### [Work instructions]
Go through the lines below and copy each one that holds the string "glowing".

Dataset records:
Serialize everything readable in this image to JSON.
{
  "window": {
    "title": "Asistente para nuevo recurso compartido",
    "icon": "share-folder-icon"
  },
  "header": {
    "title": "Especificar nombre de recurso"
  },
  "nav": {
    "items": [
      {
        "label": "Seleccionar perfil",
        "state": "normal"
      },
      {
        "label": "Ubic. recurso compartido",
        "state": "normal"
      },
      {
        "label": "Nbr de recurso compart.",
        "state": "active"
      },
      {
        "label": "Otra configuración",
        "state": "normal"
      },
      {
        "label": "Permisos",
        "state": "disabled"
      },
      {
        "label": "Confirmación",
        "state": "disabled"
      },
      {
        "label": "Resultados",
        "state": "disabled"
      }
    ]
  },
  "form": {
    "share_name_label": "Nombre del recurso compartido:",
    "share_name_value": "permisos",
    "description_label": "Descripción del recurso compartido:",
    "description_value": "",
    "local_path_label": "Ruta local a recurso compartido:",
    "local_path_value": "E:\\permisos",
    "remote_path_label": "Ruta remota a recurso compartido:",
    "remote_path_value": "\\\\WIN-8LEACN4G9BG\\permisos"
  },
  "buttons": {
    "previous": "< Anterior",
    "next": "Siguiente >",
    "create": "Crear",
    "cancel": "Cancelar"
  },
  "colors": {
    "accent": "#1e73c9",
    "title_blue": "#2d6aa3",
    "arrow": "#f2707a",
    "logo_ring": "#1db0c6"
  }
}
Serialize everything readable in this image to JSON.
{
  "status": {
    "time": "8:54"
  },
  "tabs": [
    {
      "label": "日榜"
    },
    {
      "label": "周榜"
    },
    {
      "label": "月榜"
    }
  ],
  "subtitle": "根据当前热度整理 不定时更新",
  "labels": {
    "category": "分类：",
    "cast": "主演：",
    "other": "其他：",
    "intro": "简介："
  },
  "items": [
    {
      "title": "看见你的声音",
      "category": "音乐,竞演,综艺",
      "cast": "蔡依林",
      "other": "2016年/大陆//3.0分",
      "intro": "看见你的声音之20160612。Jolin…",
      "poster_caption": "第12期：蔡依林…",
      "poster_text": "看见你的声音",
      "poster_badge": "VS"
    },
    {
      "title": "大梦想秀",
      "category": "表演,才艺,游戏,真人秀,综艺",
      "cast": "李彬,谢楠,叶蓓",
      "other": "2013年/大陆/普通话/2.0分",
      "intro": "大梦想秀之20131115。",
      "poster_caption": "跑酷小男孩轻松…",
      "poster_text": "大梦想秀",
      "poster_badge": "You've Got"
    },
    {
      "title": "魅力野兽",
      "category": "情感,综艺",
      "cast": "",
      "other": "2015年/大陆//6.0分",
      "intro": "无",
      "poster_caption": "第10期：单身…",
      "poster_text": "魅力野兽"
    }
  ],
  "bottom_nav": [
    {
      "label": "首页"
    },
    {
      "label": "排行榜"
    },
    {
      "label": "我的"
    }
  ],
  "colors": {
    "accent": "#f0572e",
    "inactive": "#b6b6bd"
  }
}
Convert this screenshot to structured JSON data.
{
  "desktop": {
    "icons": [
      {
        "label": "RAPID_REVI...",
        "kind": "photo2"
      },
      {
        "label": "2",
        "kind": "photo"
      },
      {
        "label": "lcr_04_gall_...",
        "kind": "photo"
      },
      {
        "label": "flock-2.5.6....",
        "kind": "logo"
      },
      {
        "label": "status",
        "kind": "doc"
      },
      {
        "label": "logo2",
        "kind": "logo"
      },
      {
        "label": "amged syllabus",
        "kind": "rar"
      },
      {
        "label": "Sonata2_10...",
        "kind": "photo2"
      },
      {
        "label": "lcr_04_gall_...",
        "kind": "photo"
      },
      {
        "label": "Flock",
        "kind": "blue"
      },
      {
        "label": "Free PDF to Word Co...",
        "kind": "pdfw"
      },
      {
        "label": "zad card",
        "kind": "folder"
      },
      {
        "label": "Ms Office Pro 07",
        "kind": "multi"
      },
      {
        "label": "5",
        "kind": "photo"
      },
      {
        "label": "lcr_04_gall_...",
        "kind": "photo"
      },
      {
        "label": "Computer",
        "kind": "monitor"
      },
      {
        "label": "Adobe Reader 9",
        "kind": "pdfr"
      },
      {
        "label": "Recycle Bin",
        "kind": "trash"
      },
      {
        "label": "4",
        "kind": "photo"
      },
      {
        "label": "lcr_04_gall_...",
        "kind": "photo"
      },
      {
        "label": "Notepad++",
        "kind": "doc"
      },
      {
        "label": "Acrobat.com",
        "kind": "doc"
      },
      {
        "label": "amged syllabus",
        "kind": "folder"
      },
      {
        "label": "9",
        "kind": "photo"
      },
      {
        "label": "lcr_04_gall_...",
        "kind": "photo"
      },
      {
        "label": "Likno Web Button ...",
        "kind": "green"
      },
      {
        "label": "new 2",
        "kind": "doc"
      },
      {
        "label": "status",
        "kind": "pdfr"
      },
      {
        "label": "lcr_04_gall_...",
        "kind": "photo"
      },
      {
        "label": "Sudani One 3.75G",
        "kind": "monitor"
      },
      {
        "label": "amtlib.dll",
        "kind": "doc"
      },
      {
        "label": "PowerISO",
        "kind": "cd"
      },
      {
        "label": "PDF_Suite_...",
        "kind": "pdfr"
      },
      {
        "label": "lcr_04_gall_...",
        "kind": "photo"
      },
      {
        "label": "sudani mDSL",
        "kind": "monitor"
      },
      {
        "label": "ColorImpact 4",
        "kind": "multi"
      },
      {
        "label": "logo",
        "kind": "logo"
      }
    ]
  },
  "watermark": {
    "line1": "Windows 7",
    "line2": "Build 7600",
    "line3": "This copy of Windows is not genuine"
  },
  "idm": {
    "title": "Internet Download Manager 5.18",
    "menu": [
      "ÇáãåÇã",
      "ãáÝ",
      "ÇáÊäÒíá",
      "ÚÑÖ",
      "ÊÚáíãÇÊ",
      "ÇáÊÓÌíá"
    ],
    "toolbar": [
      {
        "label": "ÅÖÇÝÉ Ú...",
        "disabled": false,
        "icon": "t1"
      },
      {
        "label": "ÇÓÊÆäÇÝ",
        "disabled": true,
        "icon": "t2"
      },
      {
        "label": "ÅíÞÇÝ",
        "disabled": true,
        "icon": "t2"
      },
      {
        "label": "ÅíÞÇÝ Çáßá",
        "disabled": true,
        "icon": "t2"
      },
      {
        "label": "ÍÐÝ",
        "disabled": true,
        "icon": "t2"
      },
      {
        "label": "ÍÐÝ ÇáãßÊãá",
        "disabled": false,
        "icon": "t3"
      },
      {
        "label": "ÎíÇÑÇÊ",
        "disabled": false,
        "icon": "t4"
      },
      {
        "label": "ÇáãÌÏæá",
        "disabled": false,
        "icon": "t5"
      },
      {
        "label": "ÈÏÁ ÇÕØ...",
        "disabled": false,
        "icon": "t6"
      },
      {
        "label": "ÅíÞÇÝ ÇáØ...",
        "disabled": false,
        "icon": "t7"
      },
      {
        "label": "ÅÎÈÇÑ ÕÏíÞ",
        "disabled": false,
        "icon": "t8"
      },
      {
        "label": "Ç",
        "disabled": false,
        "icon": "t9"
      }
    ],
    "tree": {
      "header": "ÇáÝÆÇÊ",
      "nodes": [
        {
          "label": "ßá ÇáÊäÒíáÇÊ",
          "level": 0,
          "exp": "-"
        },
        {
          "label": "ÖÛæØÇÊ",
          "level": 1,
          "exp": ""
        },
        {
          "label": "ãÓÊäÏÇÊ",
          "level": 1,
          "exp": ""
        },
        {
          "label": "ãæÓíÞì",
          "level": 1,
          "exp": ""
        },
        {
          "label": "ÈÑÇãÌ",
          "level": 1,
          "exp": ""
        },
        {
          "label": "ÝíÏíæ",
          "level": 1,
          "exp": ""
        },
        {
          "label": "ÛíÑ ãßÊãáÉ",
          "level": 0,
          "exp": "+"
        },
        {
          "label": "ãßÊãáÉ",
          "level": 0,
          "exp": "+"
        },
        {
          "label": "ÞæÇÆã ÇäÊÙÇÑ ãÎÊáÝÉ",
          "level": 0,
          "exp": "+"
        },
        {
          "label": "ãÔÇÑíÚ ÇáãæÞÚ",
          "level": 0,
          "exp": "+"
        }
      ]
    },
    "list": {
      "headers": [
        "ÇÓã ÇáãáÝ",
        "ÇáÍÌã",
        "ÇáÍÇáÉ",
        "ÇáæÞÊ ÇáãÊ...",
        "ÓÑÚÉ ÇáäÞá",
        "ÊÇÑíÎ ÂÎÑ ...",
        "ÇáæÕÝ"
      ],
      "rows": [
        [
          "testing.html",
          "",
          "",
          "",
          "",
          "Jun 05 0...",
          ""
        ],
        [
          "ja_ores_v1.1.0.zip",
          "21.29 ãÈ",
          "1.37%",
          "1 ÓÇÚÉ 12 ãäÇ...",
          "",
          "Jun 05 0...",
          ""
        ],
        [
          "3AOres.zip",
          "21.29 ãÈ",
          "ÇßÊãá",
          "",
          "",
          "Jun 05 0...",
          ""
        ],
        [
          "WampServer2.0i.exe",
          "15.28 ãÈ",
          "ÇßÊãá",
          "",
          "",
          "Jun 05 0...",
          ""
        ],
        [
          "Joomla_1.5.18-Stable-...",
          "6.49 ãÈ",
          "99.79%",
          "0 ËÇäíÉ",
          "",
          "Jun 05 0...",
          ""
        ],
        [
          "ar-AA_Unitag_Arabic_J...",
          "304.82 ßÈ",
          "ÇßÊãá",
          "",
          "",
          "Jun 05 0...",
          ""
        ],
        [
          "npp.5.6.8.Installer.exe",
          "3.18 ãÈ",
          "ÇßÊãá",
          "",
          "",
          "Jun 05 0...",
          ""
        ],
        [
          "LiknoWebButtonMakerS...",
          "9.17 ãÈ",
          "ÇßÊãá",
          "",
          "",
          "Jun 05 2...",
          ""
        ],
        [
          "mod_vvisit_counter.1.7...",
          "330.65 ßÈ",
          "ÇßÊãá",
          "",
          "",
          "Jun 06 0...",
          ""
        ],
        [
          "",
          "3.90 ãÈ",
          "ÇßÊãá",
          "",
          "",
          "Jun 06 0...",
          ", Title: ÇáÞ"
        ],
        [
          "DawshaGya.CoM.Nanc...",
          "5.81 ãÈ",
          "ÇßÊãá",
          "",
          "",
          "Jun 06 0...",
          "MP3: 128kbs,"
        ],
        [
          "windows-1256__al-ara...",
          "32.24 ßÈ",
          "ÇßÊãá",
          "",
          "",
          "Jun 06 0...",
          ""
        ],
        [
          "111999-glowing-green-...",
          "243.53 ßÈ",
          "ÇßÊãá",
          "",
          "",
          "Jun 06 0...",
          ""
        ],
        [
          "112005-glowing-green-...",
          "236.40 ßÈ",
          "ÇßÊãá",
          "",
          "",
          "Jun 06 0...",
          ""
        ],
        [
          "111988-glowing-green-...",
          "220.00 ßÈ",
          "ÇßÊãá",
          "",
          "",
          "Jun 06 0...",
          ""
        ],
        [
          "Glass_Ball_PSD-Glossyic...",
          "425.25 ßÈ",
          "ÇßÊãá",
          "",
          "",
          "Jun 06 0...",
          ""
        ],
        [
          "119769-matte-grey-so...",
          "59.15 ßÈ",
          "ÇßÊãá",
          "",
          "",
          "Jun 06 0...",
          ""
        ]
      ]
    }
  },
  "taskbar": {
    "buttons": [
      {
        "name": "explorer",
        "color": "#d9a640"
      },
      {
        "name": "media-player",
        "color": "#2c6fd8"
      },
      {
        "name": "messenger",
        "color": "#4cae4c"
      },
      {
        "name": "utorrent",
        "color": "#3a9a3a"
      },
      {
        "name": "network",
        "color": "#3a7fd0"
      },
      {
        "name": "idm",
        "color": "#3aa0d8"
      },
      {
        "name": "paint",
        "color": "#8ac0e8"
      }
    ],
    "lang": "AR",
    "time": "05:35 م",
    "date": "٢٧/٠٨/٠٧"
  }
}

### [Task output]
          "111999-glowing-green-...",
          "112005-glowing-green-...",
          "111988-glowing-green-...",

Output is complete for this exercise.